The records:
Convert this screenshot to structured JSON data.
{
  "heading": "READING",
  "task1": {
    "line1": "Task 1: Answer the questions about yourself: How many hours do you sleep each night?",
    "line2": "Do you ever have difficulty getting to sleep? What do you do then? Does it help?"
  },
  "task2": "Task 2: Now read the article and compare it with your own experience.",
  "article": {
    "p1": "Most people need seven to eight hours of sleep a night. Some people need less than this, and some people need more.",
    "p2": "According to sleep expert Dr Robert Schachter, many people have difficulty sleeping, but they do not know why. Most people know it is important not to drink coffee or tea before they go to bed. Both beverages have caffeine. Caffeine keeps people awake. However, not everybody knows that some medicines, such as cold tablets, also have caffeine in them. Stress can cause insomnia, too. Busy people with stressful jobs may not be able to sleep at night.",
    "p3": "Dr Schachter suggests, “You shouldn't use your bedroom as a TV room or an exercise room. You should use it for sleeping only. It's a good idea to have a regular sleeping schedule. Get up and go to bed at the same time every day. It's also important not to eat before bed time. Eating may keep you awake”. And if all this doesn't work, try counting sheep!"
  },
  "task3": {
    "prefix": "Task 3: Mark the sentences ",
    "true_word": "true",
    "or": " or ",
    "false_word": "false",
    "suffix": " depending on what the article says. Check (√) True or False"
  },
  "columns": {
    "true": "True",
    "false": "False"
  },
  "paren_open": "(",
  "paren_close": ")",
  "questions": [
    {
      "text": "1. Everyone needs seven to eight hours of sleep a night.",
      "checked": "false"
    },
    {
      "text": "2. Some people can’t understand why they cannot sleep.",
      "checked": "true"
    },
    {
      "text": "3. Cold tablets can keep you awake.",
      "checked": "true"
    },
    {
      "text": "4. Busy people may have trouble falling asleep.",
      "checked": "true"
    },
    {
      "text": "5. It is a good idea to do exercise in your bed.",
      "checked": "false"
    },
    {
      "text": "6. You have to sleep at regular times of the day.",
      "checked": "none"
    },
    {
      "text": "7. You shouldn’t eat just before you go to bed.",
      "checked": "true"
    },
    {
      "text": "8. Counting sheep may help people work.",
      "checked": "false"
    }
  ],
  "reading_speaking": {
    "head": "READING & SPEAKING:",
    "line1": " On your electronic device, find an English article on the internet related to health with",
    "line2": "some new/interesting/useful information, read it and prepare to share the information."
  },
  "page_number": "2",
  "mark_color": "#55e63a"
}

Do this:
Repeat each of the entries above precisely as given.

Result of this task:
Convert this screenshot to structured JSON data.
{
  "heading": "READING",
  "task1": {
    "line1": "Task 1: Answer the questions about yourself: How many hours do you sleep each night?",
    "line2": "Do you ever have difficulty getting to sleep? What do you do then? Does it help?"
  },
  "task2": "Task 2: Now read the article and compare it with your own experience.",
  "article": {
    "p1": "Most people need seven to eight hours of sleep a night. Some people need less than this, and some people need more.",
    "p2": "According to sleep expert Dr Robert Schachter, many people have difficulty sleeping, but they do not know why. Most people know it is important not to drink coffee or tea before they go to bed. Both beverages have caffeine. Caffeine keeps people awake. However, not everybody knows that some medicines, such as cold tablets, also have caffeine in them. Stress can cause insomnia, too. Busy people with stressful jobs may not be able to sleep at night.",
    "p3": "Dr Schachter suggests, “You shouldn't use your bedroom as a TV room or an exercise room. You should use it for sleeping only. It's a good idea to have a regular sleeping schedule. Get up and go to bed at the same time every day. It's also important not to eat before bed time. Eating may keep you awake”. And if all this doesn't work, try counting sheep!"
  },
  "task3": {
    "prefix": "Task 3: Mark the sentences ",
    "true_word": "true",
    "or": " or ",
    "false_word": "false",
    "suffix": " depending on what the article says. Check (√) True or False"
  },
  "columns": {
    "true": "True",
    "false": "False"
  },
  "paren_open": "(",
  "paren_close": ")",
  "questions": [
    {
      "text": "1. Everyone needs seven to eight hours of sleep a night.",
      "checked": "false"
    },
    {
      "text": "2. Some people can’t understand why they cannot sleep.",
      "checked": "true"
    },
    {
      "text": "3. Cold tablets can keep you awake.",
      "checked": "true"
    },
    {
      "text": "4. Busy people may have trouble falling asleep.",
      "checked": "true"
    },
    {
      "text": "5. It is a good idea to do exercise in your bed.",
      "checked": "false"
    },
    {
      "text": "6. You have to sleep at regular times of the day.",
      "checked": "none"
    },
    {
      "text": "7. You shouldn’t eat just before you go to bed.",
      "checked": "true"
    },
    {
      "text": "8. Counting sheep may help people work.",
      "checked": "false"
    }
  ],
  "reading_speaking": {
    "head": "READING & SPEAKING:",
    "line1": " On your electronic device, find an English article on the internet related to health with",
    "line2": "some new/interesting/useful information, read it and prepare to share the information."
  },
  "page_number": "2",
  "mark_color": "#55e63a"
}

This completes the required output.